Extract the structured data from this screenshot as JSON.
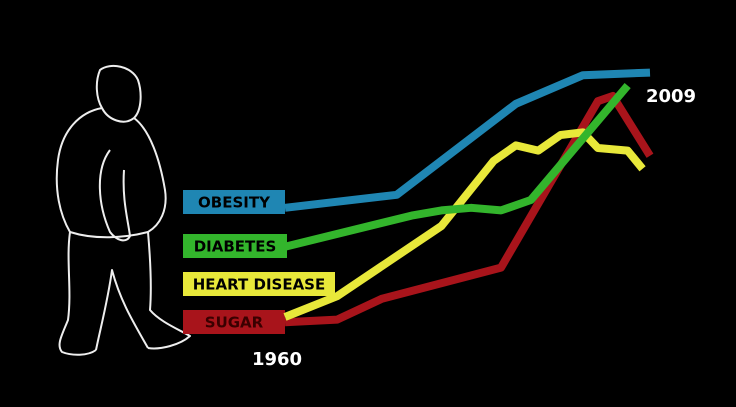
{
  "chart_data": {
    "type": "line",
    "xlim": [
      1960,
      2009
    ],
    "ylim": [
      0,
      100
    ],
    "x_start_label": 1960,
    "x_end_label": 2009,
    "series": [
      {
        "name": "OBESITY",
        "color": "#1f86b3",
        "x": [
          1960,
          1975,
          1991,
          2000,
          2009
        ],
        "values": [
          47,
          52,
          87,
          98,
          99
        ]
      },
      {
        "name": "DIABETES",
        "color": "#33b52c",
        "x": [
          1960,
          1977,
          1981,
          1985,
          1989,
          1993,
          2006
        ],
        "values": [
          32,
          44,
          46,
          47,
          46,
          50,
          94
        ]
      },
      {
        "name": "HEART DISEASE",
        "color": "#e8e83a",
        "x": [
          1960,
          1967,
          1981,
          1988,
          1991,
          1994,
          1997,
          2000,
          2002,
          2006,
          2008
        ],
        "values": [
          5,
          13,
          40,
          65,
          71,
          69,
          75,
          76,
          70,
          69,
          62
        ]
      },
      {
        "name": "SUGAR",
        "color": "#a8141b",
        "x": [
          1960,
          1967,
          1973,
          1989,
          2002,
          2004,
          2009
        ],
        "values": [
          3,
          4,
          12,
          24,
          88,
          90,
          67
        ]
      }
    ]
  }
}
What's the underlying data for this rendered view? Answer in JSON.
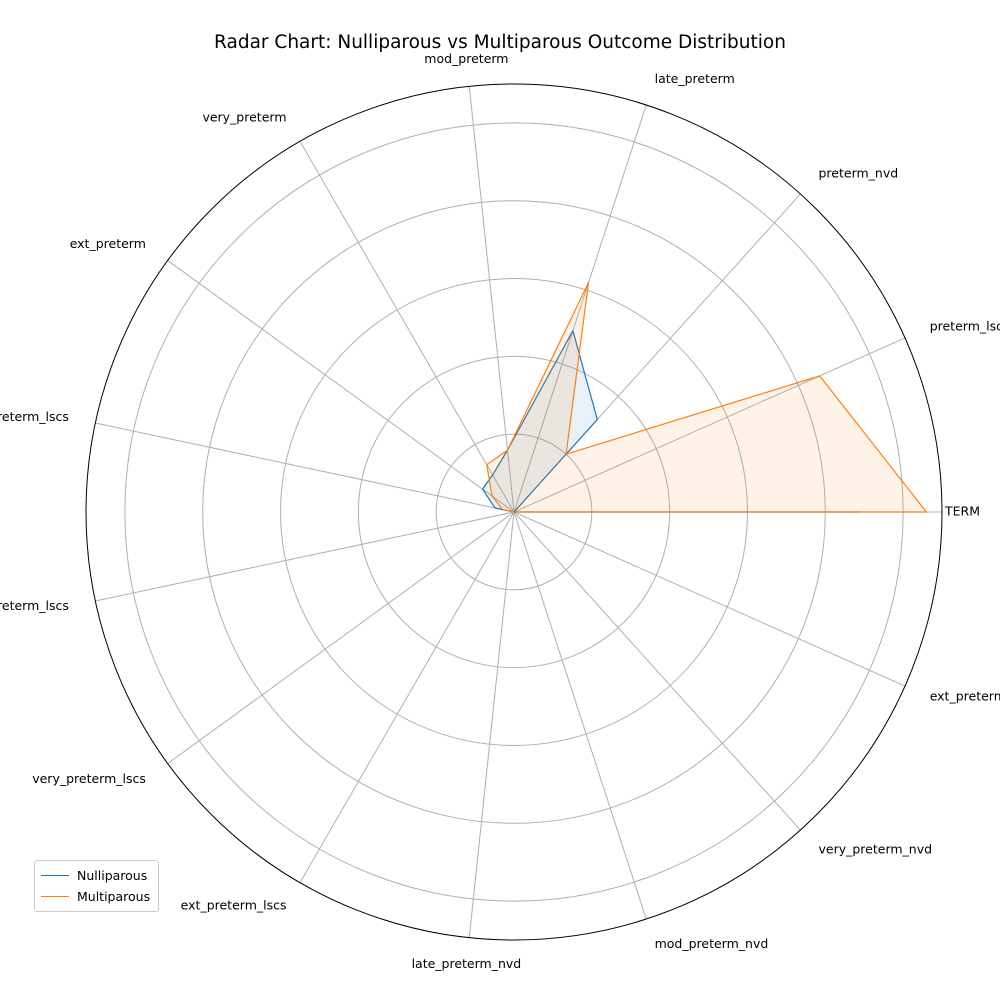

■ ■ ■ ■

Objective »
Filter the records above and return every line that holds the word "this".

Result of the task »
Extract the structured data from this screenshot as JSON.
What's the underlying data for this rendered view? Answer in JSON.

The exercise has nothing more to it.